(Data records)
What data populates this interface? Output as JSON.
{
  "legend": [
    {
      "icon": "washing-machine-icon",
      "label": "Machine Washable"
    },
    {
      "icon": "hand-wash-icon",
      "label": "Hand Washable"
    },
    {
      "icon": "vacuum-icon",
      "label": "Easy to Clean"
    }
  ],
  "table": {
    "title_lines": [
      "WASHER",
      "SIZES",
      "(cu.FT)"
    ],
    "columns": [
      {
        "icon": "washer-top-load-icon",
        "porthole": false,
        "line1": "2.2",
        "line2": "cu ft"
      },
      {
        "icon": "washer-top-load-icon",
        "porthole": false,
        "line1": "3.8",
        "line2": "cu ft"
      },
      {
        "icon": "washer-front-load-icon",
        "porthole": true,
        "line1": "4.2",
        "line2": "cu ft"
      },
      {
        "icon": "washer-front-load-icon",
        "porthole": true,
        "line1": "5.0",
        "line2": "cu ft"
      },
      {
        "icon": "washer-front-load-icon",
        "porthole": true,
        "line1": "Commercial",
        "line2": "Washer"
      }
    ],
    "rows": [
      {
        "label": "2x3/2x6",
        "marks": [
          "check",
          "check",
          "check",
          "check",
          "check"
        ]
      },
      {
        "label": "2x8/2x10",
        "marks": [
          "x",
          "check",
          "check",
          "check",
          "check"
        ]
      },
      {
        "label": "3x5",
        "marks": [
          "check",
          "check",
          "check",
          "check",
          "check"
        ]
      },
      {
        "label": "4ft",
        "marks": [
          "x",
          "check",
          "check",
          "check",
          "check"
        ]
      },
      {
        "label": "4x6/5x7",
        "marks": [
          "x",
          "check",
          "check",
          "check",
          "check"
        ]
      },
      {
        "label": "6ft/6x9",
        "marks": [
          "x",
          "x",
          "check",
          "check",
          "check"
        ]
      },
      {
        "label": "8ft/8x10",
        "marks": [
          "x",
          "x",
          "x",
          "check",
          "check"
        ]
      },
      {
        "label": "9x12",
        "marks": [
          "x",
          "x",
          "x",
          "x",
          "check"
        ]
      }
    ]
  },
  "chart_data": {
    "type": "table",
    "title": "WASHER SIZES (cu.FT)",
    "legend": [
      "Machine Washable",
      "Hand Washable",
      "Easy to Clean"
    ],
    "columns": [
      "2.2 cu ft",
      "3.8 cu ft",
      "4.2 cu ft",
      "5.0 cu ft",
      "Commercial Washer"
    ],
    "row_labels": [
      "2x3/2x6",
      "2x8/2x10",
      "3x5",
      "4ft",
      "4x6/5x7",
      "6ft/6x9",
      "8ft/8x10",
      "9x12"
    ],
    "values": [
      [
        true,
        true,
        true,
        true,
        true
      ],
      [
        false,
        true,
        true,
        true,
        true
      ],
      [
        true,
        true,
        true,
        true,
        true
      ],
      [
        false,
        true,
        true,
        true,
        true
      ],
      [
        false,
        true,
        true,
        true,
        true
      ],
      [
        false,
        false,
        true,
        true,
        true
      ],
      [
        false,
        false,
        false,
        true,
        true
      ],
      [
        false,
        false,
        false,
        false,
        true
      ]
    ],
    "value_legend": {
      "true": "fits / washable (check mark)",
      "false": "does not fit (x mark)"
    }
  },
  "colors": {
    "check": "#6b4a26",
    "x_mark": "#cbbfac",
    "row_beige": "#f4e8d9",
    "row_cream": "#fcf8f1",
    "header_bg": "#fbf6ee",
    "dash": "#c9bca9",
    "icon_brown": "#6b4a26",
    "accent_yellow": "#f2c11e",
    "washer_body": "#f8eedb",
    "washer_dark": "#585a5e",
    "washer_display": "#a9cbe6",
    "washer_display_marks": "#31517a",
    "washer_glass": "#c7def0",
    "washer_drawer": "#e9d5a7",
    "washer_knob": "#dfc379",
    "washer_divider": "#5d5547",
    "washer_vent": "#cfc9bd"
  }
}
==
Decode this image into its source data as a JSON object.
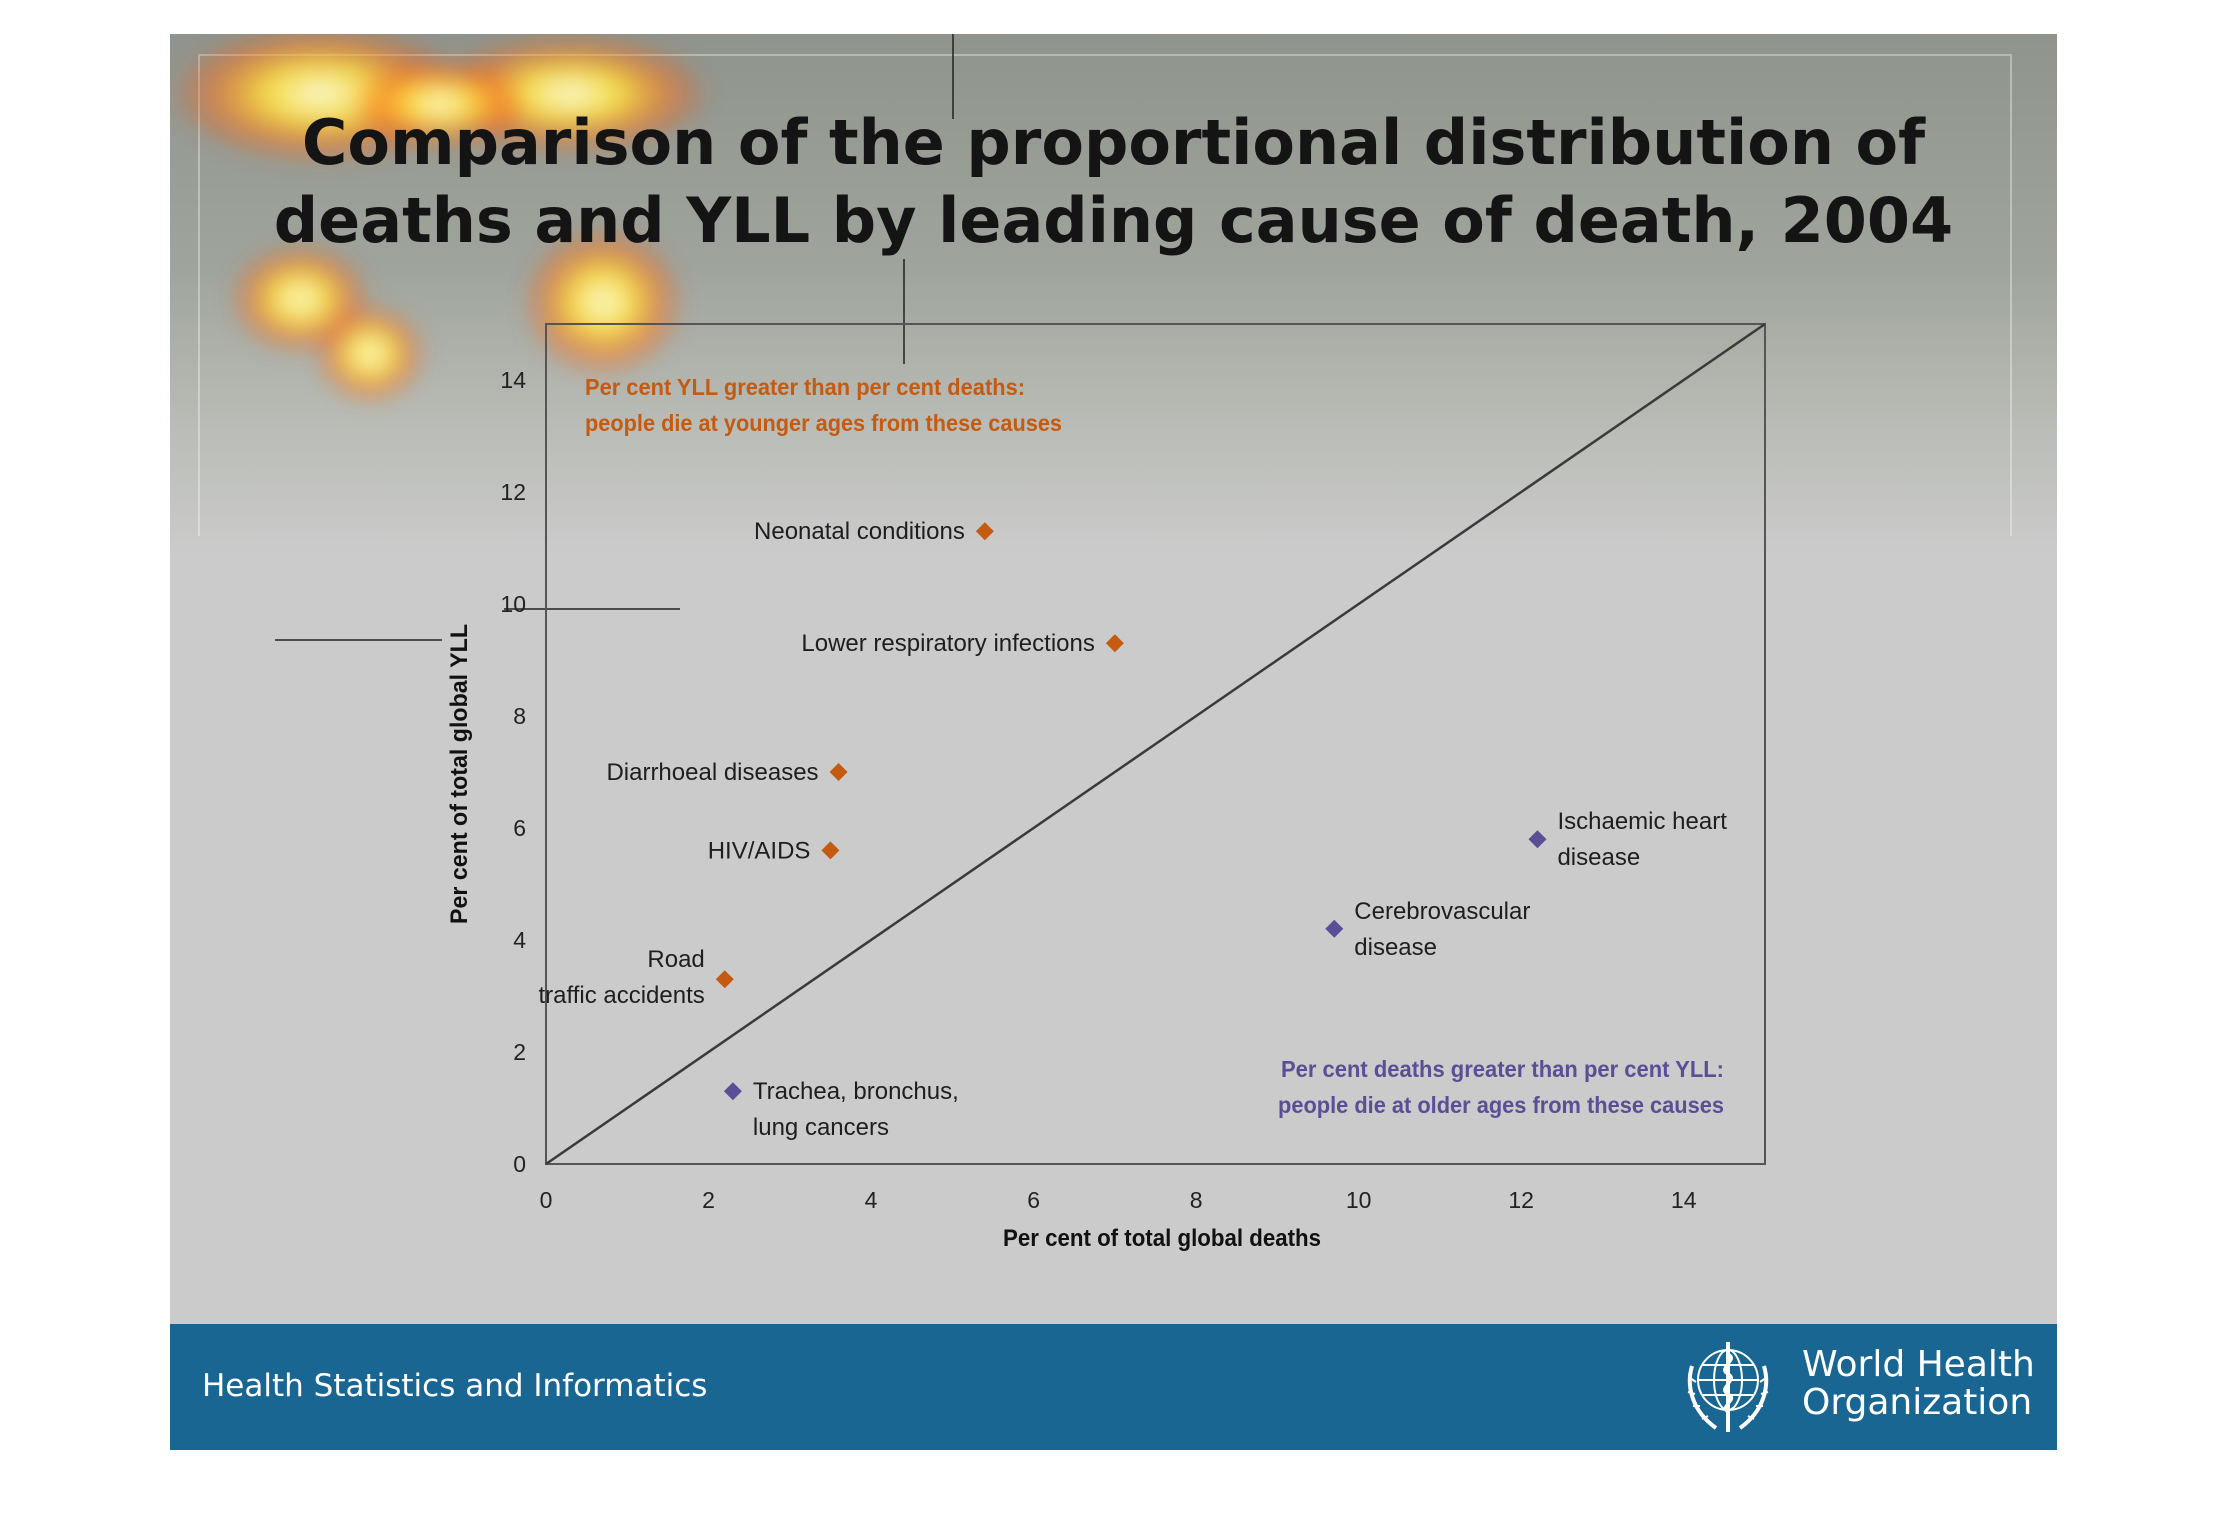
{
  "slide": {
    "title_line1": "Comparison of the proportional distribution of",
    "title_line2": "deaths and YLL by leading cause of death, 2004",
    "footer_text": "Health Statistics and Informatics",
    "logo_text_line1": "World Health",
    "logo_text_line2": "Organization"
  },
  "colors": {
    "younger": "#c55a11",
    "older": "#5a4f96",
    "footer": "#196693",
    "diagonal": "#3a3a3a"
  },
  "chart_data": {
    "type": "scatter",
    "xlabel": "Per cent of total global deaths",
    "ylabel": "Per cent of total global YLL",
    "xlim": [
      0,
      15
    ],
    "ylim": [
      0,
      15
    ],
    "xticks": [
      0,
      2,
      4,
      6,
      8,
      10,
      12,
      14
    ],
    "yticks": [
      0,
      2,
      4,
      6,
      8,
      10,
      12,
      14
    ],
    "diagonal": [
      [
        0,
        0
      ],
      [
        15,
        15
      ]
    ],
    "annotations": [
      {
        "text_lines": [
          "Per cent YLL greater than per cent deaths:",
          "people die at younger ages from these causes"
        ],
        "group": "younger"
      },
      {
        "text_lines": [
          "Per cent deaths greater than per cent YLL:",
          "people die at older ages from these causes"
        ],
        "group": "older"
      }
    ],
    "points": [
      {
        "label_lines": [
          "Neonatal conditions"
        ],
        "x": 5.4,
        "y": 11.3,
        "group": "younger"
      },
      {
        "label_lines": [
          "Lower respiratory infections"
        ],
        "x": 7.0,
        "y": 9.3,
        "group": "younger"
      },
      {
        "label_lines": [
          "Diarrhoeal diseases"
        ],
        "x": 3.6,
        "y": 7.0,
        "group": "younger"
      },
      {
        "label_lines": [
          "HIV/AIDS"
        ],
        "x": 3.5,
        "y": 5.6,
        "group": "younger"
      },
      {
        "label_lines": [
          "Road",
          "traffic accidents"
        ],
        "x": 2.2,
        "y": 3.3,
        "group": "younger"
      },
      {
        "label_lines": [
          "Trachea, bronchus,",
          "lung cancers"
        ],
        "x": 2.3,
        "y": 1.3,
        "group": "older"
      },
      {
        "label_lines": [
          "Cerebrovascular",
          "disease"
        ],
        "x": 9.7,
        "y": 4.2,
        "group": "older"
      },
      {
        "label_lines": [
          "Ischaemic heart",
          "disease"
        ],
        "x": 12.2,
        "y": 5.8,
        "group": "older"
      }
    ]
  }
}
--
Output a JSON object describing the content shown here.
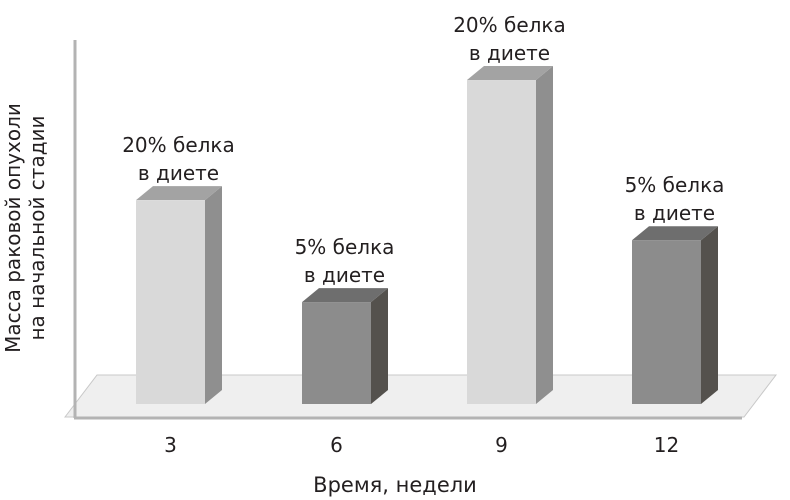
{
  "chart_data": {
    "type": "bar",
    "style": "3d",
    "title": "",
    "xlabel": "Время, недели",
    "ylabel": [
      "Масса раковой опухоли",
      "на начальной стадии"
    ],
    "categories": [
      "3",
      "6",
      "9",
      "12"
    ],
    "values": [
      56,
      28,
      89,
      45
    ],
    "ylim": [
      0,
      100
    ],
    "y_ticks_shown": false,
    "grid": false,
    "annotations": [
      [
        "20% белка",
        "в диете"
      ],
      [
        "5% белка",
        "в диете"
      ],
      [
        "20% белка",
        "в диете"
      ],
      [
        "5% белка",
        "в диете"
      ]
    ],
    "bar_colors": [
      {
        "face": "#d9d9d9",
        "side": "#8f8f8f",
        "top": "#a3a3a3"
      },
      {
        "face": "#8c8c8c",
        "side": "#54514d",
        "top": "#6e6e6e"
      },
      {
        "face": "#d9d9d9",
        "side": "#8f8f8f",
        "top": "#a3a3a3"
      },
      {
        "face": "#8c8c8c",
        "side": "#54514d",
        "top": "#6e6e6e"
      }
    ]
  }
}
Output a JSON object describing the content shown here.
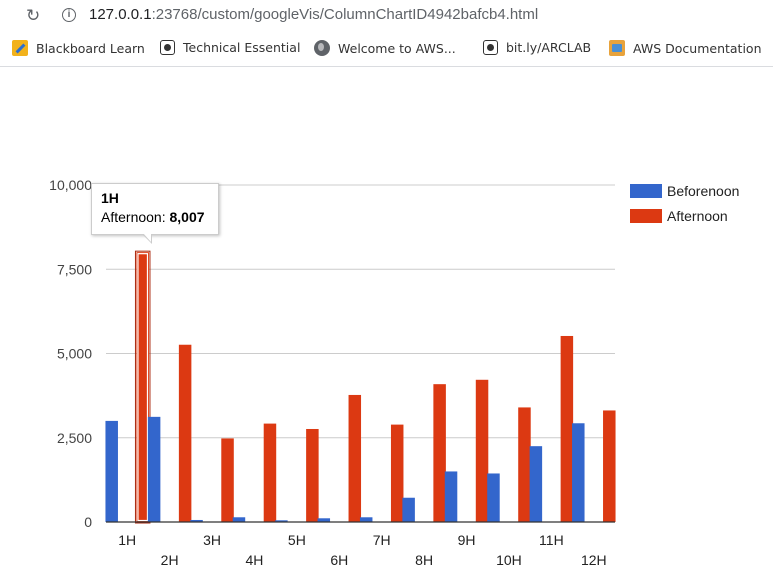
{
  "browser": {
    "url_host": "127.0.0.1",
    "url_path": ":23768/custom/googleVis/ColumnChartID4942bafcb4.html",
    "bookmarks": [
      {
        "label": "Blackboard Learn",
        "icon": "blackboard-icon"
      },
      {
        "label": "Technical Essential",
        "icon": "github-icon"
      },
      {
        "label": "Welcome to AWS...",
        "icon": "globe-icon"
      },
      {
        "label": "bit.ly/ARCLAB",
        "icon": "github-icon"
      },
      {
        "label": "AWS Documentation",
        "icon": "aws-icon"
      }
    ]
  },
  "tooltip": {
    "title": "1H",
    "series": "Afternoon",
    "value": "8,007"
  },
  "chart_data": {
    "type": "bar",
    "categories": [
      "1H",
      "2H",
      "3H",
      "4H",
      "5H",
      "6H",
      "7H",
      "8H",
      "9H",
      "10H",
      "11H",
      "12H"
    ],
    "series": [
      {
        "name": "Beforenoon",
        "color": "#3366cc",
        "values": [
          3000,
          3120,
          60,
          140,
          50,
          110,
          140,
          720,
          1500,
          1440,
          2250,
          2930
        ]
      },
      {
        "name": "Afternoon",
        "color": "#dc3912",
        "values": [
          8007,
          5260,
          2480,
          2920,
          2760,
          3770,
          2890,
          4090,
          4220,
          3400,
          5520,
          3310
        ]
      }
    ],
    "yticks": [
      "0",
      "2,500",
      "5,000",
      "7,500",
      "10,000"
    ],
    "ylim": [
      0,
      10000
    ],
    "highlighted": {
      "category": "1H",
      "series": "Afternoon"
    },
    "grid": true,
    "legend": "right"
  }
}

### Aim of the task
Check each line of the records for the word "ylabel", and show the lines that contain it.

### Finished exercise
    "ylabel": "Per cent of total global YLL",
    "ylabel": [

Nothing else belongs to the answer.